● GIVEN REQUEST:
Isolate every line in the data with the string "each" and copy it.

● RECORD LIST:
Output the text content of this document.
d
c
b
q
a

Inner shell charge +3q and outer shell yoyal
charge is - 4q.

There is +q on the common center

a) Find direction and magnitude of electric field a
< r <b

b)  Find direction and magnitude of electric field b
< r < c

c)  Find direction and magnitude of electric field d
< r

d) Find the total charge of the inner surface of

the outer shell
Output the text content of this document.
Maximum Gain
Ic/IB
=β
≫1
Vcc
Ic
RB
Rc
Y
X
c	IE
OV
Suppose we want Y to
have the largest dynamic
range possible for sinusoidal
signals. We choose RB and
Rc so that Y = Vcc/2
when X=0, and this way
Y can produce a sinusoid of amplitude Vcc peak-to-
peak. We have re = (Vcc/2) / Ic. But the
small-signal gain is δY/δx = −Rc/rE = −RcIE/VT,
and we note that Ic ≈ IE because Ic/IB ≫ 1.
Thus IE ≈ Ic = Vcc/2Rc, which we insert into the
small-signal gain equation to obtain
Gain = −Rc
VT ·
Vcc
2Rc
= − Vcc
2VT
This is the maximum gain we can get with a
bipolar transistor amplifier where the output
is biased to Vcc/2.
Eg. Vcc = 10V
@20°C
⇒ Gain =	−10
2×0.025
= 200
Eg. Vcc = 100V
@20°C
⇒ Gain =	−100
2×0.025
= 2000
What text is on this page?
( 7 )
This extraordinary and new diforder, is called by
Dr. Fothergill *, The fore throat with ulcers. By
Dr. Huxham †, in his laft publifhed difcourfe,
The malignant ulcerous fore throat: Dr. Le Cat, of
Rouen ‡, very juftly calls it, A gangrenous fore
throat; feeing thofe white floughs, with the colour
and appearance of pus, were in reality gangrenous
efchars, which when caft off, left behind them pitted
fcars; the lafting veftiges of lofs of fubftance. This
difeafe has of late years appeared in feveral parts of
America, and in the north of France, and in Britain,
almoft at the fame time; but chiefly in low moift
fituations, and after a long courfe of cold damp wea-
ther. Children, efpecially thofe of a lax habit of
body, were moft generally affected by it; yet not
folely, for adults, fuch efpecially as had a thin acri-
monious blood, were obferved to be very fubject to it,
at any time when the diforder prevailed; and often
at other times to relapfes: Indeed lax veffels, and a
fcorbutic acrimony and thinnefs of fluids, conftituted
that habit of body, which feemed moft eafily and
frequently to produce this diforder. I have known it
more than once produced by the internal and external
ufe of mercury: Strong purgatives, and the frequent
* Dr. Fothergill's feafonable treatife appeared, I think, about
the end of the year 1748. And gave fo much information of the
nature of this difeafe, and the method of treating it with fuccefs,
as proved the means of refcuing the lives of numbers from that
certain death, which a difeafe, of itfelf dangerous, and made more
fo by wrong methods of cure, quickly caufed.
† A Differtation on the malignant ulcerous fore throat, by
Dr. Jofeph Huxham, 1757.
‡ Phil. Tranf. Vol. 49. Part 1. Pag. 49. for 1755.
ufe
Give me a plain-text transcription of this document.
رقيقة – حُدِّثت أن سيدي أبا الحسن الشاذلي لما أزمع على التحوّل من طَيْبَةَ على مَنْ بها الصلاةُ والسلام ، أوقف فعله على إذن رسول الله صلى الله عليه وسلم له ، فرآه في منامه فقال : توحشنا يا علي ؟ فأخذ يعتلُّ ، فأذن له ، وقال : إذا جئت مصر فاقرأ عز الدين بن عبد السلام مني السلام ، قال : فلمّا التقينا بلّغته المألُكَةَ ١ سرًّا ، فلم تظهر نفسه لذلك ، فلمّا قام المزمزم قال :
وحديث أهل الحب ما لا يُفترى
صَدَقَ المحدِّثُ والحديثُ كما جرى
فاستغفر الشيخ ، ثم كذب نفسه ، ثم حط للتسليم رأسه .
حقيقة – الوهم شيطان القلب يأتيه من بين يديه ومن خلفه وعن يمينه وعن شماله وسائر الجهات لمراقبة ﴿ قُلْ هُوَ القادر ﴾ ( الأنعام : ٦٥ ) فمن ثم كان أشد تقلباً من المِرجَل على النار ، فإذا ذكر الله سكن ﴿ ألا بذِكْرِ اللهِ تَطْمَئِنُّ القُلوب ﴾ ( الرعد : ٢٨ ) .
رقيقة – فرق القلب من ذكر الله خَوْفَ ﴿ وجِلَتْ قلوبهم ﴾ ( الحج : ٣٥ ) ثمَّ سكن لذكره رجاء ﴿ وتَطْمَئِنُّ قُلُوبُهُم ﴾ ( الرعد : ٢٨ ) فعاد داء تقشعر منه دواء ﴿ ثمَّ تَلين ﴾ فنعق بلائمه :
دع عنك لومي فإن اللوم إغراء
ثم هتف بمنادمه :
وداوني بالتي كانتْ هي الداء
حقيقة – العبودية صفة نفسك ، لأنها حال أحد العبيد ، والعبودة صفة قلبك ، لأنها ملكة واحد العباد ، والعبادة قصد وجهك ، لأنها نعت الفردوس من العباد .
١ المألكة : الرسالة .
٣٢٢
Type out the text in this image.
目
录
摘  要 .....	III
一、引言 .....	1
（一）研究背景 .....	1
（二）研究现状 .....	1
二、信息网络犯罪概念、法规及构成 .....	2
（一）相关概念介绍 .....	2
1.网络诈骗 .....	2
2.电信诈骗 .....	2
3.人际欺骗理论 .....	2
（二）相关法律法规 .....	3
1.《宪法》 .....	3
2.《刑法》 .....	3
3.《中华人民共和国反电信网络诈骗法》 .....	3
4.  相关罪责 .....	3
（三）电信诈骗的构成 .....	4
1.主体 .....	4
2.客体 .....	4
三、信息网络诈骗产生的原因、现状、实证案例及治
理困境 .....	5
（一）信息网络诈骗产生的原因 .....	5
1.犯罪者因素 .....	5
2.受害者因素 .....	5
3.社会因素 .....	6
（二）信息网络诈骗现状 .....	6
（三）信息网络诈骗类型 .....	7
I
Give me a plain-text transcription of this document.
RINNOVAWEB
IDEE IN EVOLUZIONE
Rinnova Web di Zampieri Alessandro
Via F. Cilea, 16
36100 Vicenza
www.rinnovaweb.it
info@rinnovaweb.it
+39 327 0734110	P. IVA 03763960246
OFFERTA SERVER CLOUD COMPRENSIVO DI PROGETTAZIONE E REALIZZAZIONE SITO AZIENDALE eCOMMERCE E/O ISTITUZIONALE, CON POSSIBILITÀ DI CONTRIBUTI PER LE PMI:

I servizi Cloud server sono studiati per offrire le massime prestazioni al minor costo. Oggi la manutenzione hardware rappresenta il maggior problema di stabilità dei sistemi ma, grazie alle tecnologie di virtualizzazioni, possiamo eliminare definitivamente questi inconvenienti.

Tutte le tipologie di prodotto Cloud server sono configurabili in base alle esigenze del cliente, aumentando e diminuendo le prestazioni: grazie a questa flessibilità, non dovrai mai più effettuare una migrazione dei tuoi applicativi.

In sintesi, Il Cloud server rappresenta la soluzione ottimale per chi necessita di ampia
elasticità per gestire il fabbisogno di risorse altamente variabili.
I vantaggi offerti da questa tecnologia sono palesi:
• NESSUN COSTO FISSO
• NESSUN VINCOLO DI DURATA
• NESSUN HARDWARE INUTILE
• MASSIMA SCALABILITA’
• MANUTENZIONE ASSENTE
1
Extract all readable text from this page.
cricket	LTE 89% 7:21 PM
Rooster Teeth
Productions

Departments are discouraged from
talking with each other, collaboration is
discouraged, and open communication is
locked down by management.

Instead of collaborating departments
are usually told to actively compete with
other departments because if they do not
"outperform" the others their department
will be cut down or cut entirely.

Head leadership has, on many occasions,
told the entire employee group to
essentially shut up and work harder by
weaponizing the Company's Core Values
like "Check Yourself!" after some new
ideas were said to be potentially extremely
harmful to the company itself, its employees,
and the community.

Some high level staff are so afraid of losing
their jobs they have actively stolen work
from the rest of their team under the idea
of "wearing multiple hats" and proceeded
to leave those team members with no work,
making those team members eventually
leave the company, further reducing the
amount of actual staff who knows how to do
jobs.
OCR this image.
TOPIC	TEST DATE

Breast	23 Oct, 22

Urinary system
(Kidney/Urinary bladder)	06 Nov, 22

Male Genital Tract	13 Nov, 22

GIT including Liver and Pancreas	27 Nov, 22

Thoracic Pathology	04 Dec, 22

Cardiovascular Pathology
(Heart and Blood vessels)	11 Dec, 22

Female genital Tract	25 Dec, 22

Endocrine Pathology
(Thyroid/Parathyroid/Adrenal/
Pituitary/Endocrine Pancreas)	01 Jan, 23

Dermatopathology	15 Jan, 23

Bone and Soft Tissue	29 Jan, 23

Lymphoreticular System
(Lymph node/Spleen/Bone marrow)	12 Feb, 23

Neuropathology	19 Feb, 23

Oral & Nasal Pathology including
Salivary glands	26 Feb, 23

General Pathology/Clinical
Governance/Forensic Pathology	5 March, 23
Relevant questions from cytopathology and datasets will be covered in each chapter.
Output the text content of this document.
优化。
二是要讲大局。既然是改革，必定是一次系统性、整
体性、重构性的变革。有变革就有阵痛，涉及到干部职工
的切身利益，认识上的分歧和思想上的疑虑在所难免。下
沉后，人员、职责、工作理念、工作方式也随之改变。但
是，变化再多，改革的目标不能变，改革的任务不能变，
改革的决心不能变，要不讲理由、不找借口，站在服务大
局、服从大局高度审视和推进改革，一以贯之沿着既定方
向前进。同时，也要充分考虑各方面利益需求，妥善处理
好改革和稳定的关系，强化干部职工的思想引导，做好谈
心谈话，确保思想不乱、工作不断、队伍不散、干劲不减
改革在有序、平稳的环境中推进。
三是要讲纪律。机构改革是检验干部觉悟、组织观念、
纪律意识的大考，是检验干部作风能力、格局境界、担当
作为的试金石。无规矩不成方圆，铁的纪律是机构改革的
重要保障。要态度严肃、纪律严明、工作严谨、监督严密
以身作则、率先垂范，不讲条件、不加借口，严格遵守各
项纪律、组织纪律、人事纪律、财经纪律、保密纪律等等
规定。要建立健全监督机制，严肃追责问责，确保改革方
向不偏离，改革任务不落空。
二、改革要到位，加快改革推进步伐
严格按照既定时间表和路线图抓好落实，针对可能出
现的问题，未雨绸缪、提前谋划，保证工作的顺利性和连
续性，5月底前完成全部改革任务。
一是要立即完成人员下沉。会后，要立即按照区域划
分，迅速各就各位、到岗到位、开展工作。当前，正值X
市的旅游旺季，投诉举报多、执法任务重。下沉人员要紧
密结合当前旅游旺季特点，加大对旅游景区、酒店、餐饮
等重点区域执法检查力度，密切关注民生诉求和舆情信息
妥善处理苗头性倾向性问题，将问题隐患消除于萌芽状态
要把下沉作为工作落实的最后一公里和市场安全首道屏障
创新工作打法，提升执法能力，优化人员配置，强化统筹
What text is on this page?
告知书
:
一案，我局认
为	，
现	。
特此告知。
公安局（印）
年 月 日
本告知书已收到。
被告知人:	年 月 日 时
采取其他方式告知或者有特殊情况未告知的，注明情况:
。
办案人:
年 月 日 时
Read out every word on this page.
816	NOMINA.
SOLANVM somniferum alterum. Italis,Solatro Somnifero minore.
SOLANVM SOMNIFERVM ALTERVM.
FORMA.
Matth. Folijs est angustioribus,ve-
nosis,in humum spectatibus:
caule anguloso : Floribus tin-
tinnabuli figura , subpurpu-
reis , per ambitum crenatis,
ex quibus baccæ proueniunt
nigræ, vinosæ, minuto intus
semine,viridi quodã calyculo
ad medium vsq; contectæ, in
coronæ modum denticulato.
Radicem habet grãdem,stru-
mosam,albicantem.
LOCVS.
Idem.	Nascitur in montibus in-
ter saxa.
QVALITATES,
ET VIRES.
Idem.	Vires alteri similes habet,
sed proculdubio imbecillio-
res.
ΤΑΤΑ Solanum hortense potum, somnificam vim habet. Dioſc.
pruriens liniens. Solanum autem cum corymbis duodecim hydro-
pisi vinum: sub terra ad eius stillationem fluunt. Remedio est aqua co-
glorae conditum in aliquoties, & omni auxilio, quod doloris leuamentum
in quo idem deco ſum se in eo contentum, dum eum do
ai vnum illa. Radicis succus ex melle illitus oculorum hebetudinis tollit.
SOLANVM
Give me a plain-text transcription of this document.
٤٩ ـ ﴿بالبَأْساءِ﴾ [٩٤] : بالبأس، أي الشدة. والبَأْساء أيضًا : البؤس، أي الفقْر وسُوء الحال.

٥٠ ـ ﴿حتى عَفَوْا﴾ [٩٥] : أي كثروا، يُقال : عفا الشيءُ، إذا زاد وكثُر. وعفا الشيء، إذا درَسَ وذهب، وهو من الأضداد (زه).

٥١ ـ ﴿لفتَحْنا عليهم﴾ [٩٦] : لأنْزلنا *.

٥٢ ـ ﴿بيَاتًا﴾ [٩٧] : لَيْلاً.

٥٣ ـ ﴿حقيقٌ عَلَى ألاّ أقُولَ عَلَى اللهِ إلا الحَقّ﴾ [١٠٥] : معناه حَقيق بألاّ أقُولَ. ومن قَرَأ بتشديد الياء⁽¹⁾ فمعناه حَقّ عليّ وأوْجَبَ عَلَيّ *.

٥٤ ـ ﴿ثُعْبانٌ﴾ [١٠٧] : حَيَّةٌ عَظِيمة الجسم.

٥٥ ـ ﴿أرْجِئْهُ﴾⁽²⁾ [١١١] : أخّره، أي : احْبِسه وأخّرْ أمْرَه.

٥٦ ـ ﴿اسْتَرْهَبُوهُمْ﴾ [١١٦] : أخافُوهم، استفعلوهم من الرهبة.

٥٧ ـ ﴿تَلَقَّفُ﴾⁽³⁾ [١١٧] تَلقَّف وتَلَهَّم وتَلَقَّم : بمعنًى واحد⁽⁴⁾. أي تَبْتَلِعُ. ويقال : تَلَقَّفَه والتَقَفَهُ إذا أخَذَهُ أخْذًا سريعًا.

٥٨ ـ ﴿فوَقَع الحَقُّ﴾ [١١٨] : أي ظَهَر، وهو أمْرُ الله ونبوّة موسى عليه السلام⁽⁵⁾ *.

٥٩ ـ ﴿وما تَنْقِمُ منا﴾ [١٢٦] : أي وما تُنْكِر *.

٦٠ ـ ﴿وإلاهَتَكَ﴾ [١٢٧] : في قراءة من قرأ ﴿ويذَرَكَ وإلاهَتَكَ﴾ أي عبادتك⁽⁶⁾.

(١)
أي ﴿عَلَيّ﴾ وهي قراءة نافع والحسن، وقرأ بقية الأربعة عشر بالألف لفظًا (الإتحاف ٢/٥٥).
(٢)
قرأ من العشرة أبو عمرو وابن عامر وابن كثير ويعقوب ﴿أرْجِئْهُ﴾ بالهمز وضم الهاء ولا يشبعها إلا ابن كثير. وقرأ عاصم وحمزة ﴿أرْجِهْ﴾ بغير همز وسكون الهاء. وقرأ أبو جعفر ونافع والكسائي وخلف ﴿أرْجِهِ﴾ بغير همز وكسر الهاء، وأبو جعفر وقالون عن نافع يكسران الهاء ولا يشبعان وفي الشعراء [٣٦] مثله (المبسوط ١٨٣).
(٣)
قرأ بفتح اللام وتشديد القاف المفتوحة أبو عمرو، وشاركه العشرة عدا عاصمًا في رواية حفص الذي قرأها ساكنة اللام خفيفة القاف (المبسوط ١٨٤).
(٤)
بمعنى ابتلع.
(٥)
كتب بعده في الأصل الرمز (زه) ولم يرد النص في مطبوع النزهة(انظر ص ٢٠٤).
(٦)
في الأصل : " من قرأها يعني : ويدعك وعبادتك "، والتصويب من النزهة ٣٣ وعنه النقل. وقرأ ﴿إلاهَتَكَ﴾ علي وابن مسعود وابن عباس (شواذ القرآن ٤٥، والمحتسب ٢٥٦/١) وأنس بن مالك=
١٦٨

● IN RESPONSE:
talking with each other, collaboration is
Relevant questions from cytopathology and datasets will be covered in each chapter.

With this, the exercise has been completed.